TASK TO CARRY OUT |
Carry on the text about identifying an inverse covariance matrix with Lehmann's multiple decision theory, starting right after its last sentence.

GIVEN TEXT |
>>>

The main goal of the paper is investigation of the problem of identification of inverse covariance matrix as a multiple decision statistical problem. As a result an optimal unbiased multiple decision statistical procedure for identification of inverse covariance matrix is given. This procedure is constructed using the Lehmann theory of multiple decision statistical procedures and the conditional tests of the Neyman structure. In addition the equations for thresholds calculation for the tests of the Neyman structure are analyzed.

The paper is organized as follows. In Sect. 2 we briefly recall the Lehmann theory of multiple decision statistical procedures. In Sect. 3 we describe the tests of the Neyman structure. In Sect. 4 we formulate the multiple decision problem for identification of inverse covariance matrix. In Sect. 5 we construct and study the optimal tests for testing of generating hypothesis for the elements of an inverse covariance matrix. In Sect. 6 we construct the multiple statistical procedure and consider some particular cases. In Sect. 7 we summarize the main results of the paper.

2 Lehmann Multiple Decision Theory

In this section we recall for the sake of completeness the basic idea of the Lehmann theory following the paper [5].

Suppose that the distribution of a random vector R is taken from the family f(r, θ): θ ∈ Ω, where θ is a parameter, Ω is the parametric space, r is an observation of R. We need to construct a statistical procedure for the selection of one from the set of L hypotheses, which in the general case can be stated as:

$$\displaystyle{ \begin{array}{ll} &H_{i}:\theta \in \varOmega _{i},i = 1,\ldots,L, \\ &\varOmega _{i} \cap \varOmega _{j} = \theta,\ i\neq j,\ \bigcup\nolimits_{i=1}^{L}\varOmega _{i} =\varOmega.\end{array} }$$

(1)

The most general theory of a multiple decision procedure is the Lehmann theory [7]. The Lehmann theory is based on three concepts: generating hypothesis, generating hypothesis testing and compatibility conditions, and additivity condition for the loss function.

<<<

INFORMATION PROVIDED |
>>>

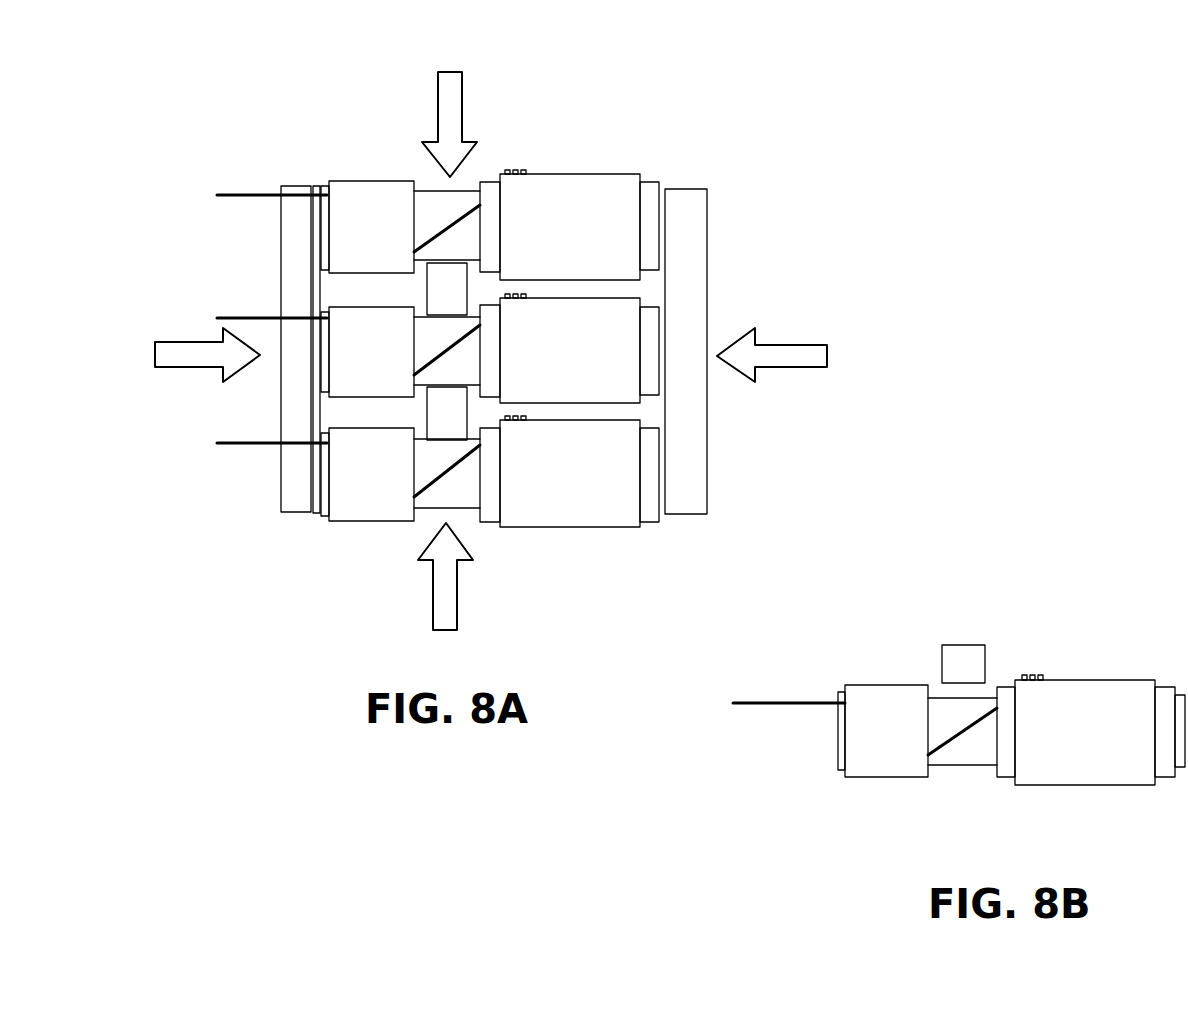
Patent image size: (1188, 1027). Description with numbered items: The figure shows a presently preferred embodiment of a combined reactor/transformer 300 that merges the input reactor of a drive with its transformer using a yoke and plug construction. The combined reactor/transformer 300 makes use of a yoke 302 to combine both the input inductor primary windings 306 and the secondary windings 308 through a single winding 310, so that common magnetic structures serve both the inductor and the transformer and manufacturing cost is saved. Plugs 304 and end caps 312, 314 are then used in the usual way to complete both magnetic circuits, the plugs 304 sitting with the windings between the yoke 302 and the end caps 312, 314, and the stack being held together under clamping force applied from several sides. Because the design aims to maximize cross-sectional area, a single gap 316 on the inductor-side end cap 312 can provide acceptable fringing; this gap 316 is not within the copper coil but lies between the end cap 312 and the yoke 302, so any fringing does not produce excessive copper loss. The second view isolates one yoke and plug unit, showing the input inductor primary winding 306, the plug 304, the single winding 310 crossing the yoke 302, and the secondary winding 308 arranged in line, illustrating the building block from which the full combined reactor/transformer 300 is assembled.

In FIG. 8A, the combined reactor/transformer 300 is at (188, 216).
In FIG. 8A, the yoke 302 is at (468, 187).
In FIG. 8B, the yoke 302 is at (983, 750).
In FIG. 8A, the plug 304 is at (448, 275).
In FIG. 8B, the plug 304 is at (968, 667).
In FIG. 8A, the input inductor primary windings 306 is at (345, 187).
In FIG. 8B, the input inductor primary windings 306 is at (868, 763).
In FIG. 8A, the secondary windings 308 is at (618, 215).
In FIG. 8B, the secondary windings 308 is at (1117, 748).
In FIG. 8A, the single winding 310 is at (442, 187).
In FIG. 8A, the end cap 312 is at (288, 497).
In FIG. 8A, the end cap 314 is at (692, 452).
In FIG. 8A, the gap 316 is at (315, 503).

<<<
>>>

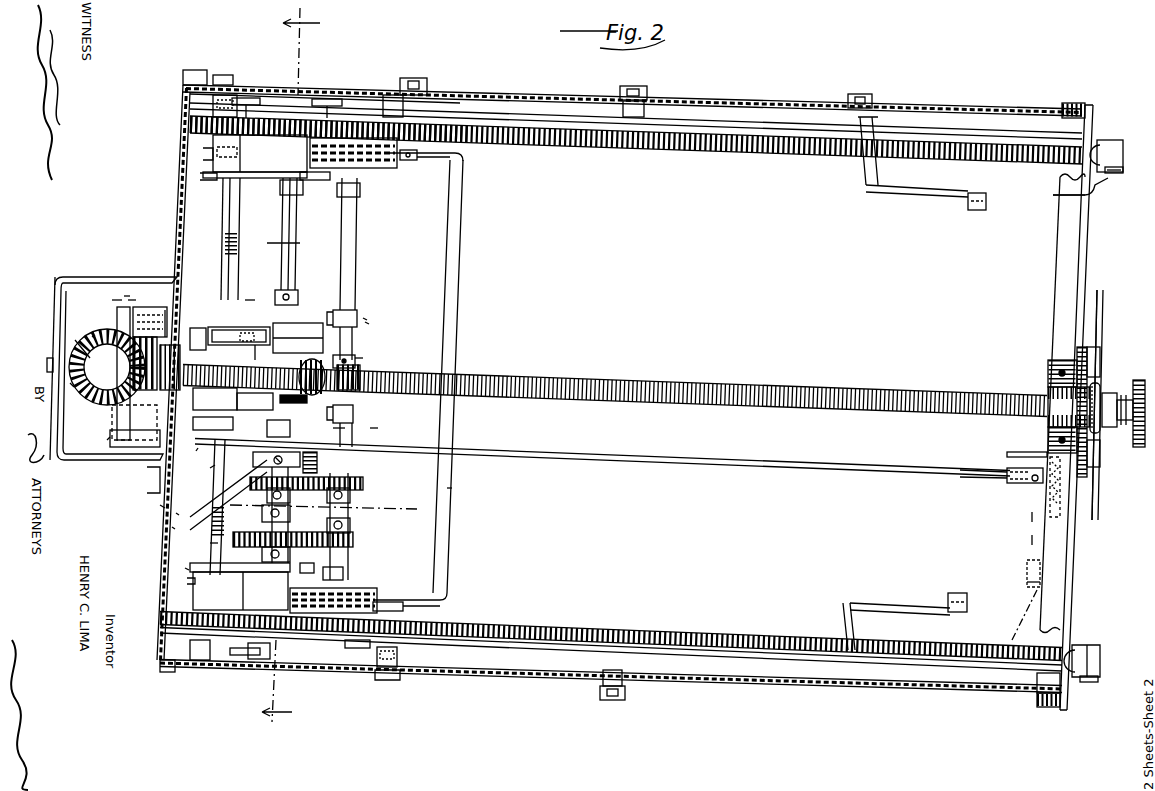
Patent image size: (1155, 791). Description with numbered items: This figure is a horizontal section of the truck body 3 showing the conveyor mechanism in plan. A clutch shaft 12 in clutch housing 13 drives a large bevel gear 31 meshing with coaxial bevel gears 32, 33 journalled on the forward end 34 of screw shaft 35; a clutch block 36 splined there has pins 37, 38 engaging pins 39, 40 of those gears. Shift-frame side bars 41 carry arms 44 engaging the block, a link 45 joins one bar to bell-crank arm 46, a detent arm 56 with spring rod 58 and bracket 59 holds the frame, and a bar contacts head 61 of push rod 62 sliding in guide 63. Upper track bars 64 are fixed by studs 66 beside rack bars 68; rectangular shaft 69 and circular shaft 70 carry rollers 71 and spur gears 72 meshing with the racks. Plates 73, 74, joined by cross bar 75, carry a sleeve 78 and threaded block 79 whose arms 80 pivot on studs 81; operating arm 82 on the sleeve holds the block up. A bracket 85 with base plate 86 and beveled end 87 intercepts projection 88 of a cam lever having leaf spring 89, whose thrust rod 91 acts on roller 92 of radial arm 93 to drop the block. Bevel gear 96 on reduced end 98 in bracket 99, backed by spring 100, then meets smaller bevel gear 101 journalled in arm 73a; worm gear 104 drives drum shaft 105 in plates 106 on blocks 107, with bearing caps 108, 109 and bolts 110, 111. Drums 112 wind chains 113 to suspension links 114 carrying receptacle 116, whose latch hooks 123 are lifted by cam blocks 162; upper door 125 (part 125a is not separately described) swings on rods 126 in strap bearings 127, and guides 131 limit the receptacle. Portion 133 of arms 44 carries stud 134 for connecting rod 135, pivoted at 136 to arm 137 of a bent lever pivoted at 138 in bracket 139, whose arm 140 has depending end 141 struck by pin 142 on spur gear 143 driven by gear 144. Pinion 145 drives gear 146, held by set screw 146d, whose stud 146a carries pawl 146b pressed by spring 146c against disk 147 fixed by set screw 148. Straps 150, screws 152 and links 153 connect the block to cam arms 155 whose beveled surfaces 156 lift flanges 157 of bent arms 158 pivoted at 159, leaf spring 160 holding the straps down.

<<<
>>>

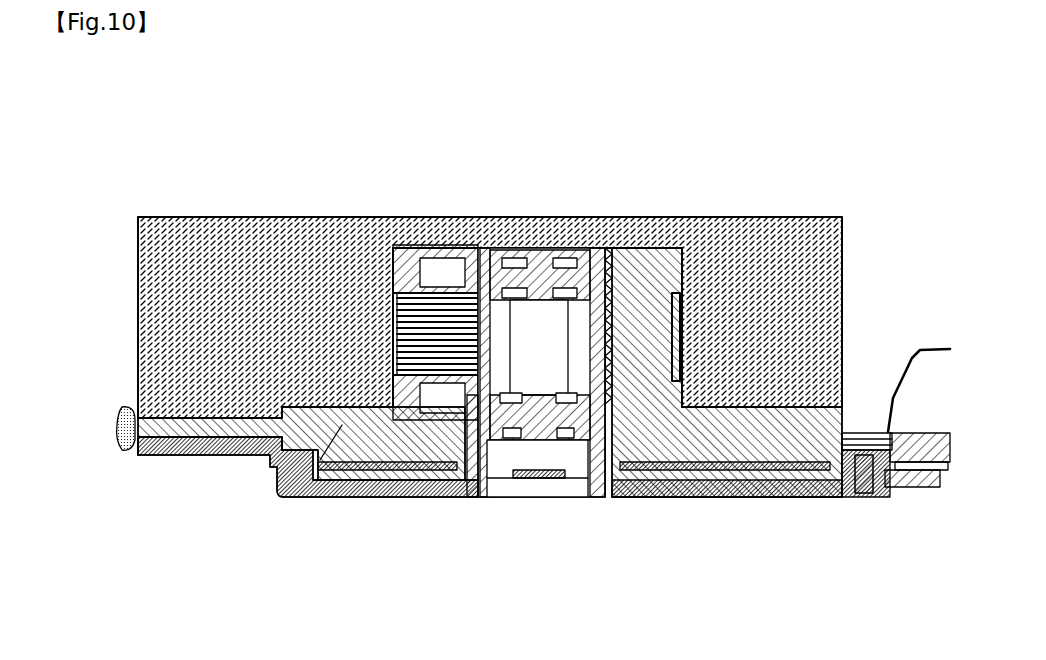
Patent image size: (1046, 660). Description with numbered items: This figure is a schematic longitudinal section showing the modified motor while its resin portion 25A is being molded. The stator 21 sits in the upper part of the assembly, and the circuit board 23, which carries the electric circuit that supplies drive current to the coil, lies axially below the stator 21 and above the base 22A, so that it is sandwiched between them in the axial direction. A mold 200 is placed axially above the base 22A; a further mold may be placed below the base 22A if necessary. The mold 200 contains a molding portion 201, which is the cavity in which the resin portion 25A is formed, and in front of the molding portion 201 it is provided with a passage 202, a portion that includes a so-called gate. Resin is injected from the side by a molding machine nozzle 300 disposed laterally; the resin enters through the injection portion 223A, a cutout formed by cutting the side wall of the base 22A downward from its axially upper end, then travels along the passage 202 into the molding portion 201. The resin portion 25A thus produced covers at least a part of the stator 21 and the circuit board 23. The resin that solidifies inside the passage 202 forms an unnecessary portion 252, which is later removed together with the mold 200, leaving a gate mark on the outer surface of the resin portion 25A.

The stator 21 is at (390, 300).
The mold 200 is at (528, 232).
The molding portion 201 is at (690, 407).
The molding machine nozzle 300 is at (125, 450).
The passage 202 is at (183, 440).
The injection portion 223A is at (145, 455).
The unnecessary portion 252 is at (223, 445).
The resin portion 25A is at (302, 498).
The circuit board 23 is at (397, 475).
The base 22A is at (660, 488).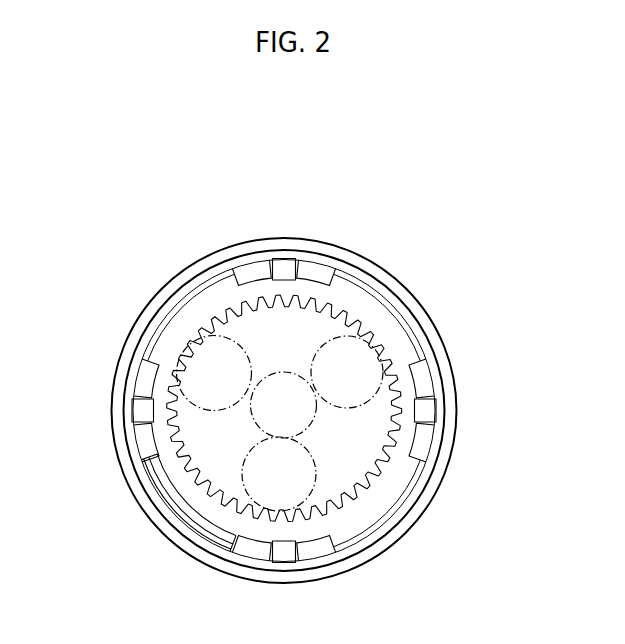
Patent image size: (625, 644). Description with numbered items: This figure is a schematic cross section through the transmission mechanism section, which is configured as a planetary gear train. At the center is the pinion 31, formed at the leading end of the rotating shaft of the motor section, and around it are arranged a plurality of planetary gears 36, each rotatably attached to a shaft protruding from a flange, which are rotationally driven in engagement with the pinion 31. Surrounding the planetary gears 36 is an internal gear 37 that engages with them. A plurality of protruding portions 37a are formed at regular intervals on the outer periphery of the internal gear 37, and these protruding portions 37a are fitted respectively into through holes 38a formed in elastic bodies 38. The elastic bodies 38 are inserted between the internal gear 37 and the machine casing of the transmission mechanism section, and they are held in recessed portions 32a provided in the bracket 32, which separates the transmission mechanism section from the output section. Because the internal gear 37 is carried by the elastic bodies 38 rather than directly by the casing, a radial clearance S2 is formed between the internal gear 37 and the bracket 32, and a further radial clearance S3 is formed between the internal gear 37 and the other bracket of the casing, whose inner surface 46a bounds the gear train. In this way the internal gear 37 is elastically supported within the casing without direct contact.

<<<

RESPONSE TO THIS EXERCISE |
The multiple decision problem (1) of selecting one from the set of L hypothesesH _i: θ ∈ Ω _i; i = 1, …, L is equivalent to a family of M two decision problems:

$$\displaystyle{ H_{j}^{{\prime}}:\theta \in \omega _{ j}\:\mbox{ vs}\:K_{j}^{{\prime}}:\theta \in \omega _{ j}^{-1},j = 1,\ldots,M, }$$

(2)

with

$$\displaystyle{\bigcup _{i=1}^{L}\varOmega _{ i} =\omega _{j} \cup \omega _{j}^{-1} =\varOmega.}$$

This equivalence is given by the relations:

$$\displaystyle{\varOmega _{i} =\bigcap _{ j=1}^{M}\omega _{ j}^{\chi _{i,j} },\quad \omega _{j} =\bigcup _{\{i:\chi _{i,j}=1\}}\varOmega _{i},}$$

where

$$\displaystyle{ \chi _{i,j} = \left \{\begin{array}{ll} 1, &\mbox{ }\varOmega _{i} \cap \omega _{j}\neq \varnothing, \\ - 1,&\mbox{ }\varOmega _{i} \cap \omega _{j} = \varnothing. \end{array} \right. }$$

(3)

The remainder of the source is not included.